"""
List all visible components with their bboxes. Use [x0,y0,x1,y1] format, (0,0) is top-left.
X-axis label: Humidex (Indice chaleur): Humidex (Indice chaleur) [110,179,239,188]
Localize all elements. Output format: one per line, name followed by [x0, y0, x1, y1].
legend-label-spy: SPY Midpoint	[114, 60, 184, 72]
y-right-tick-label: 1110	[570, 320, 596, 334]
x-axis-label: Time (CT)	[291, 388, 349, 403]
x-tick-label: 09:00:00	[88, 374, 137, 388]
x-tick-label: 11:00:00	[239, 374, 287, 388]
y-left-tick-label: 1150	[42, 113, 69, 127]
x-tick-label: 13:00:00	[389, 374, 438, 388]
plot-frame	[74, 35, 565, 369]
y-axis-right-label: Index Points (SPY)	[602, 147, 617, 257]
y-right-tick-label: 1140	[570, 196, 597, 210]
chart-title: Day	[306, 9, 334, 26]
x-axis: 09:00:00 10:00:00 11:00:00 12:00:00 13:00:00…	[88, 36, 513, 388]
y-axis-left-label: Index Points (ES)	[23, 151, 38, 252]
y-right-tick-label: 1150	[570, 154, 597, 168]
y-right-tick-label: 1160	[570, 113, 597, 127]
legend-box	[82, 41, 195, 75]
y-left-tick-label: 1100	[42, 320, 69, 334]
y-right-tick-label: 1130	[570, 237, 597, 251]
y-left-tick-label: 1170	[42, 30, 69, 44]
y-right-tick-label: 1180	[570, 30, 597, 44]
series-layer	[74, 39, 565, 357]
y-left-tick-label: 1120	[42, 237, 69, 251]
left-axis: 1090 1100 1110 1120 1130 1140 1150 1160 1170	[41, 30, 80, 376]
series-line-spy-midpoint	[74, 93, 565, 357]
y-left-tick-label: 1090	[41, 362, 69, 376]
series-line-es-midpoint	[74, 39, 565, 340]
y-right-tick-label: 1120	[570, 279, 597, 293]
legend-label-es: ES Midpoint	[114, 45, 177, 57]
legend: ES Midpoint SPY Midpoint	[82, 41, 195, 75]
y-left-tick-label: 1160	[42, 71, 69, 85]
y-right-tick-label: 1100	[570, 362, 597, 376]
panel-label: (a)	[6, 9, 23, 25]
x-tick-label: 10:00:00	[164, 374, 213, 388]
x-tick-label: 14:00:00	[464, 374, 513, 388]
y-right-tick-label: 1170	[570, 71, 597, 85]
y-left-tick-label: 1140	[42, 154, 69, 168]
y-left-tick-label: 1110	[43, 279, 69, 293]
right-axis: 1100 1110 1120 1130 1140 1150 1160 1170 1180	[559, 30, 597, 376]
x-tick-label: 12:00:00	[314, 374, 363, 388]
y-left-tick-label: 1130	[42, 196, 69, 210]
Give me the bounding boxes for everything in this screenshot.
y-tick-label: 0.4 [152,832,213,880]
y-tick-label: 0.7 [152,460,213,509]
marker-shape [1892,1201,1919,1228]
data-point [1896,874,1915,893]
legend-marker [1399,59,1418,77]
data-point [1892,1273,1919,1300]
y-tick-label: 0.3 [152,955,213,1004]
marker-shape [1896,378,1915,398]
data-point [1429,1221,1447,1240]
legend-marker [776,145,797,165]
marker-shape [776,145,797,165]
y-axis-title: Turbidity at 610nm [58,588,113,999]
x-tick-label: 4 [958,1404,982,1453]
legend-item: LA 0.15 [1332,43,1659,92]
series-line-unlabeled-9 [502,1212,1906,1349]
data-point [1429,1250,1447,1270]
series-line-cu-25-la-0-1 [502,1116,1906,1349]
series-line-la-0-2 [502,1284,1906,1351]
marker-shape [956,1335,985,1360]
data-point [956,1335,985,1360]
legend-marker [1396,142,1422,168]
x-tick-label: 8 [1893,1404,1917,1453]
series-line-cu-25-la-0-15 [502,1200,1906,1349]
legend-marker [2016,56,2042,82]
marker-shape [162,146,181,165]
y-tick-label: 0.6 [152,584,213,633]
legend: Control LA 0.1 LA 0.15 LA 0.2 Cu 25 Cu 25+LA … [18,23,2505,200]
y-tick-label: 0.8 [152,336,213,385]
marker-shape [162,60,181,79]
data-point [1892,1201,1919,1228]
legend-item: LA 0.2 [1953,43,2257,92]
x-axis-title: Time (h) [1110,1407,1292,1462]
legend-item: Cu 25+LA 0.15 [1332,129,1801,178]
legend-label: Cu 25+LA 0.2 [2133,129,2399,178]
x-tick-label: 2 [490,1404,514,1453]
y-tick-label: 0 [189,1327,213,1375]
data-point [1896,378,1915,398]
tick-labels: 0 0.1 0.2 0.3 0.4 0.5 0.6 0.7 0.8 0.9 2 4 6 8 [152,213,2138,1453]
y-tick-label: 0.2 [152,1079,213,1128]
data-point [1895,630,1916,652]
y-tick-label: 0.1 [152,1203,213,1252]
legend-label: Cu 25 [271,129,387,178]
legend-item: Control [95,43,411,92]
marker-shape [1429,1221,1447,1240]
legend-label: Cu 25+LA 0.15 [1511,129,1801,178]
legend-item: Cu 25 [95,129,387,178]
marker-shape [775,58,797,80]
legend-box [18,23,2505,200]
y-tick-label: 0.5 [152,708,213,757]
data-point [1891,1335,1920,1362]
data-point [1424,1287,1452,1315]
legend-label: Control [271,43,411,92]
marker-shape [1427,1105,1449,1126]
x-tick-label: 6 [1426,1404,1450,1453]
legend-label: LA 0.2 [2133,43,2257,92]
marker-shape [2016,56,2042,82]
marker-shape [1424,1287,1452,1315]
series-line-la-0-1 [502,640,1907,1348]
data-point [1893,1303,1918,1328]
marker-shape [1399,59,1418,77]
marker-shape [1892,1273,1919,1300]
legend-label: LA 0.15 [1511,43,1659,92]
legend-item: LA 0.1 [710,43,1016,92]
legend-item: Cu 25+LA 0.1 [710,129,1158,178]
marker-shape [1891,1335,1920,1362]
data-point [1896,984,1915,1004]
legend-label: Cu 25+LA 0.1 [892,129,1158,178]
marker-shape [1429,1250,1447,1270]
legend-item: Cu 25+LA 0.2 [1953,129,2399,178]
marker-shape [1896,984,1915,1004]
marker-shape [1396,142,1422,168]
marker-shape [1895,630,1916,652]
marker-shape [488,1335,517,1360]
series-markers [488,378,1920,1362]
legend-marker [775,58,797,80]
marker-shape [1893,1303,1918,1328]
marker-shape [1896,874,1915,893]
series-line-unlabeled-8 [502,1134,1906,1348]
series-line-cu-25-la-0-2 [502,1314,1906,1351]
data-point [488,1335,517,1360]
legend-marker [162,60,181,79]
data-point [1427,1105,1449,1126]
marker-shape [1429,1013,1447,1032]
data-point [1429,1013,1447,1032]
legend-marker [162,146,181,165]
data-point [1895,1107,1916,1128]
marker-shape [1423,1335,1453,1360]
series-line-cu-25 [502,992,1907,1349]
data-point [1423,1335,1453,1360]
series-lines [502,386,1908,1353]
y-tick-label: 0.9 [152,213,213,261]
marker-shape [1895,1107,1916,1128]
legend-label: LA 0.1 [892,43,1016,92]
"""
Count how many lines in the items above contain the string "title", matching case exactly. Reply with the number alone.

3